== DIRECTIVE ==
Reproduce the complete listing without any deviation.
================
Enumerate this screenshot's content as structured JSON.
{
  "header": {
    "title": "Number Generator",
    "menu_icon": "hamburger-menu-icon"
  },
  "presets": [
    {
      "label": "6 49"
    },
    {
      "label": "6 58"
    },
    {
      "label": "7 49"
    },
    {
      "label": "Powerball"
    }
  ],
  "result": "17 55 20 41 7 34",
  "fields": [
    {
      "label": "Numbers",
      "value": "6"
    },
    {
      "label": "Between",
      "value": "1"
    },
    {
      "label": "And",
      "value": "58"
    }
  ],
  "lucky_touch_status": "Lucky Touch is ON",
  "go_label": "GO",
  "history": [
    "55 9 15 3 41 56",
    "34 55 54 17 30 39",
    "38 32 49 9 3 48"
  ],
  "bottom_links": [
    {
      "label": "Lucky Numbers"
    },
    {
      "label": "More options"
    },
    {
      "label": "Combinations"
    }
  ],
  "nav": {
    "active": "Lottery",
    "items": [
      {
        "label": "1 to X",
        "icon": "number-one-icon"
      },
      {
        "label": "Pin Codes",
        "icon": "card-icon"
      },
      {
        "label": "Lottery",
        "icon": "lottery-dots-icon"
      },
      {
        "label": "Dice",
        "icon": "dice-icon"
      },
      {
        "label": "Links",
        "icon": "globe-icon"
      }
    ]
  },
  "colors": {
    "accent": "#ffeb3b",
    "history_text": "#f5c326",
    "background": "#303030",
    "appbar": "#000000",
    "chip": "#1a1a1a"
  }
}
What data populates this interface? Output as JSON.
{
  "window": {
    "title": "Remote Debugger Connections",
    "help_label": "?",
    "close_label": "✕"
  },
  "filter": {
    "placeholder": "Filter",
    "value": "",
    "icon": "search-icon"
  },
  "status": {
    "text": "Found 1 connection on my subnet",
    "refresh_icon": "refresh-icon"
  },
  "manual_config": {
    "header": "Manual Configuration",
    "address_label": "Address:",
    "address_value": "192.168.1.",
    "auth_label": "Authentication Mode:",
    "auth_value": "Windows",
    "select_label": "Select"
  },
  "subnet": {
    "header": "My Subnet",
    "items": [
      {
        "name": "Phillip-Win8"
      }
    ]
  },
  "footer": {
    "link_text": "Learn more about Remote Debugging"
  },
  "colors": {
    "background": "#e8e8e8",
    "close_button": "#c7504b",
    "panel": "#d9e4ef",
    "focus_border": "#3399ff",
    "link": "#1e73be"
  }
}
================
== FINAL RESULT ==
Enumerate this screenshot's content as structured JSON.
{
  "header": {
    "title": "Number Generator",
    "menu_icon": "hamburger-menu-icon"
  },
  "presets": [
    {
      "label": "6 49"
    },
    {
      "label": "6 58"
    },
    {
      "label": "7 49"
    },
    {
      "label": "Powerball"
    }
  ],
  "result": "17 55 20 41 7 34",
  "fields": [
    {
      "label": "Numbers",
      "value": "6"
    },
    {
      "label": "Between",
      "value": "1"
    },
    {
      "label": "And",
      "value": "58"
    }
  ],
  "lucky_touch_status": "Lucky Touch is ON",
  "go_label": "GO",
  "history": [
    "55 9 15 3 41 56",
    "34 55 54 17 30 39",
    "38 32 49 9 3 48"
  ],
  "bottom_links": [
    {
      "label": "Lucky Numbers"
    },
    {
      "label": "More options"
    },
    {
      "label": "Combinations"
    }
  ],
  "nav": {
    "active": "Lottery",
    "items": [
      {
        "label": "1 to X",
        "icon": "number-one-icon"
      },
      {
        "label": "Pin Codes",
        "icon": "card-icon"
      },
      {
        "label": "Lottery",
        "icon": "lottery-dots-icon"
      },
      {
        "label": "Dice",
        "icon": "dice-icon"
      },
      {
        "label": "Links",
        "icon": "globe-icon"
      }
    ]
  },
  "colors": {
    "accent": "#ffeb3b",
    "history_text": "#f5c326",
    "background": "#303030",
    "appbar": "#000000",
    "chip": "#1a1a1a"
  }
}
What data populates this interface? Output as JSON.
{
  "window": {
    "title": "Remote Debugger Connections",
    "help_label": "?",
    "close_label": "✕"
  },
  "filter": {
    "placeholder": "Filter",
    "value": "",
    "icon": "search-icon"
  },
  "status": {
    "text": "Found 1 connection on my subnet",
    "refresh_icon": "refresh-icon"
  },
  "manual_config": {
    "header": "Manual Configuration",
    "address_label": "Address:",
    "address_value": "192.168.1.",
    "auth_label": "Authentication Mode:",
    "auth_value": "Windows",
    "select_label": "Select"
  },
  "subnet": {
    "header": "My Subnet",
    "items": [
      {
        "name": "Phillip-Win8"
      }
    ]
  },
  "footer": {
    "link_text": "Learn more about Remote Debugging"
  },
  "colors": {
    "background": "#e8e8e8",
    "close_button": "#c7504b",
    "panel": "#d9e4ef",
    "focus_border": "#3399ff",
    "link": "#1e73be"
  }
}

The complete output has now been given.